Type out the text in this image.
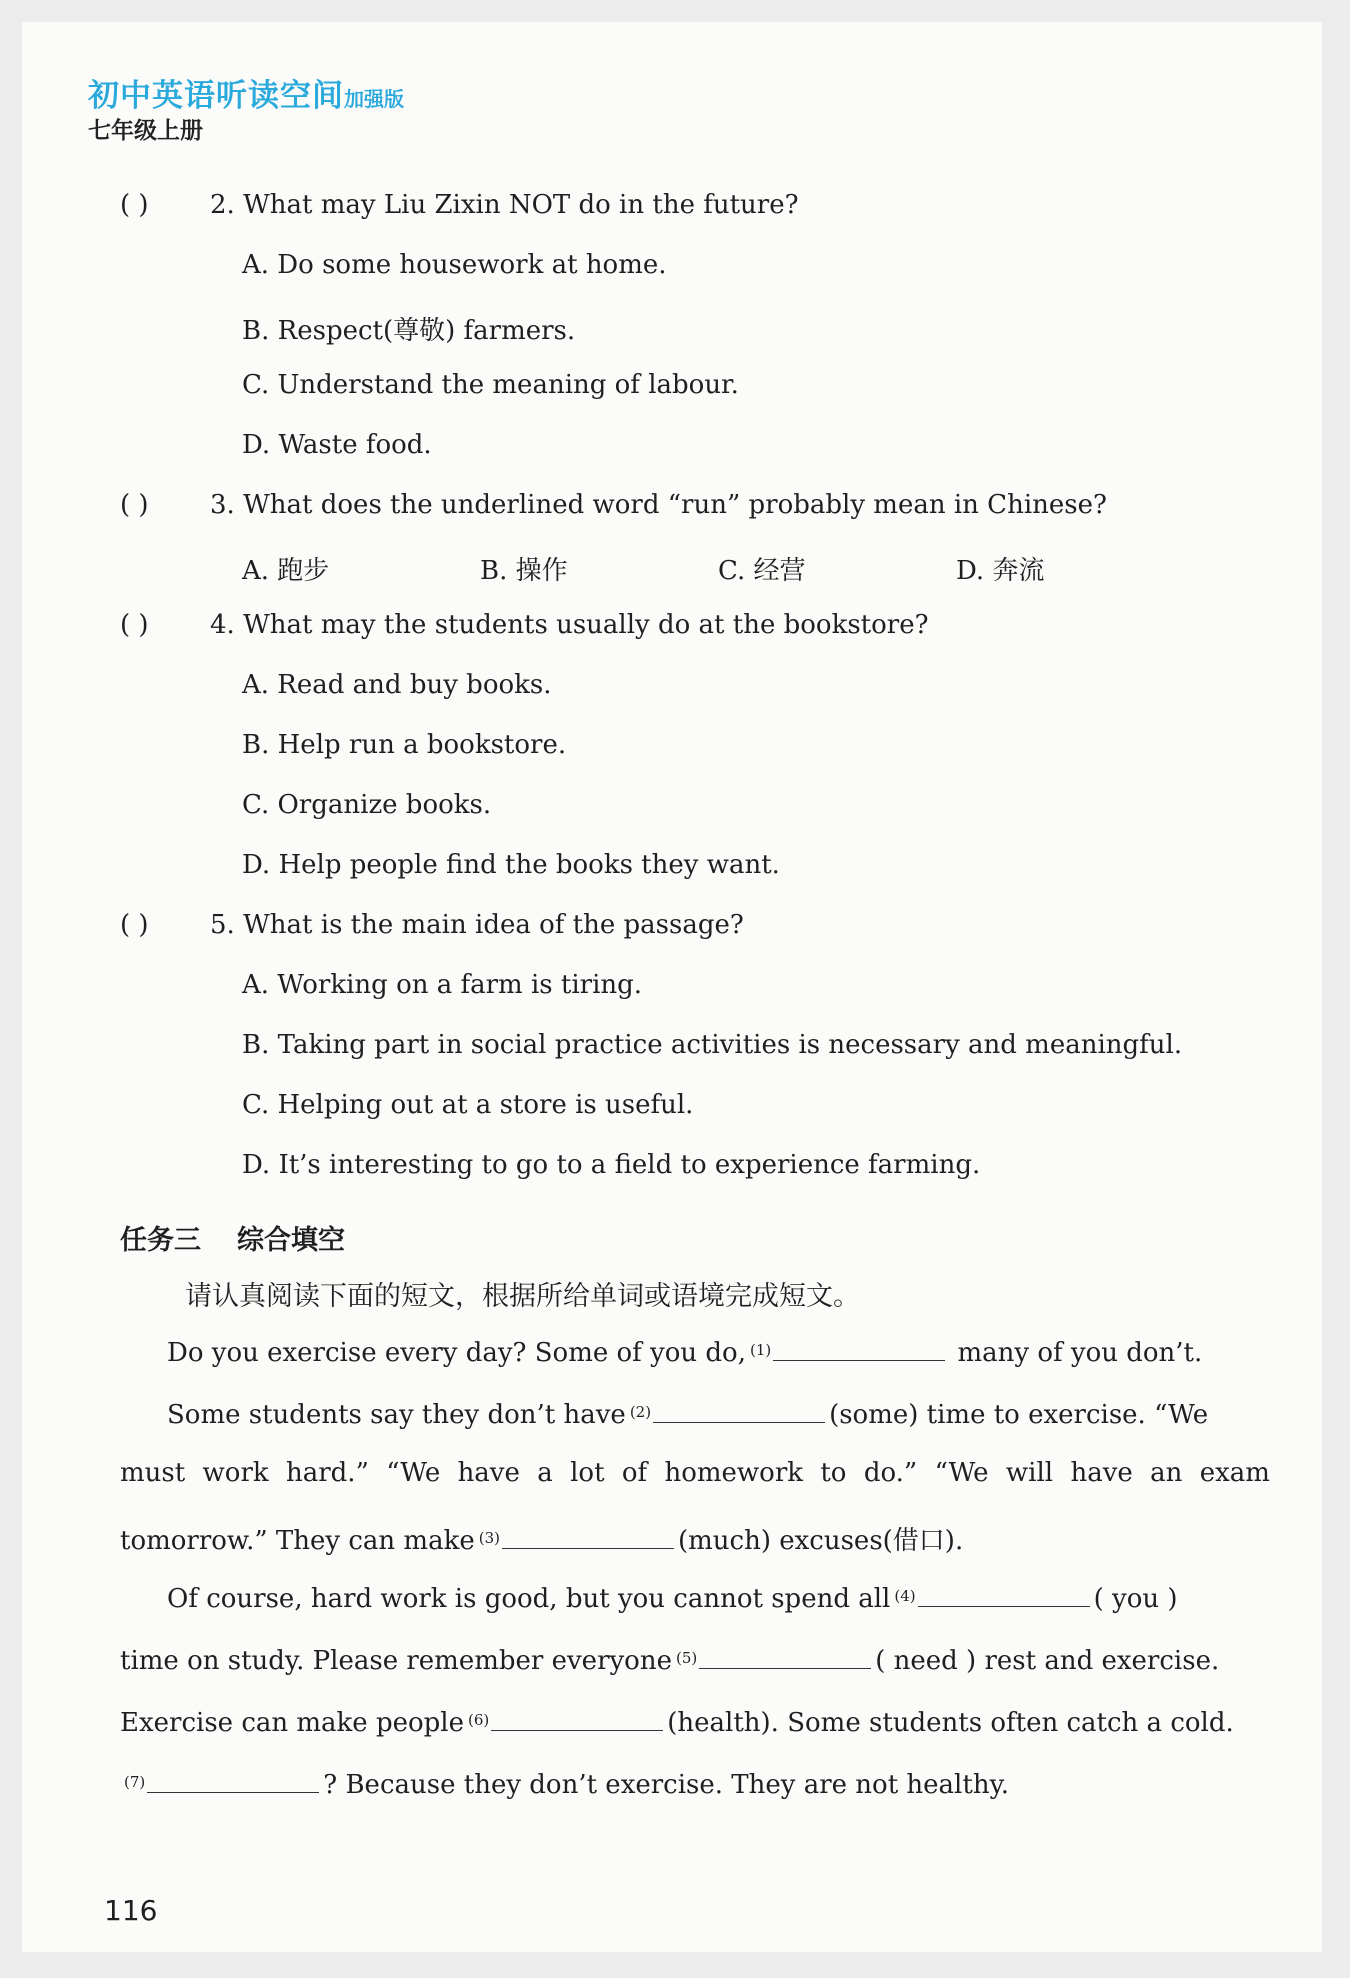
初中英语听读空间加强版
七年级上册
( ) 2. What may Liu Zixin NOT do in the future?
A. Do some housework at home.
B. Respect(尊敬) farmers.
C. Understand the meaning of labour.
D. Waste food.
( ) 3. What does the underlined word “run” probably mean in Chinese?
A. 跑步	B. 操作	C. 经营	D. 奔流
( ) 4. What may the students usually do at the bookstore?
A. Read and buy books.
B. Help run a bookstore.
C. Organize books.
D. Help people find the books they want.
( ) 5. What is the main idea of the passage?
A. Working on a farm is tiring.
B. Taking part in social practice activities is necessary and meaningful.
C. Helping out at a store is useful.
D. It’s interesting to go to a field to experience farming.
任务三 综合填空
请认真阅读下面的短文，根据所给单词或语境完成短文。
Do you exercise every day? Some of you do, $^{(1)}$	many of you don’t.
Some students say they don’t have $^{(2)}$	(some) time to exercise. “We
must work hard.” “We have a lot of homework to do.” “We will have an exam
tomorrow.” They can make $^{(3)}$	(much) excuses(借口).
Of course, hard work is good, but you cannot spend all $^{(4)}$	( you )
time on study. Please remember everyone $^{(5)}$	( need ) rest and exercise.
Exercise can make people $^{(6)}$	(health). Some students often catch a cold.
$^{(7)}$	? Because they don’t exercise. They are not healthy.
116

■ DO THIS ■
Using the listing above, say how many of its lines contain the string "What", giving nothing but the figure.

■ SOLUTION TO THIS EXERCISE ■
4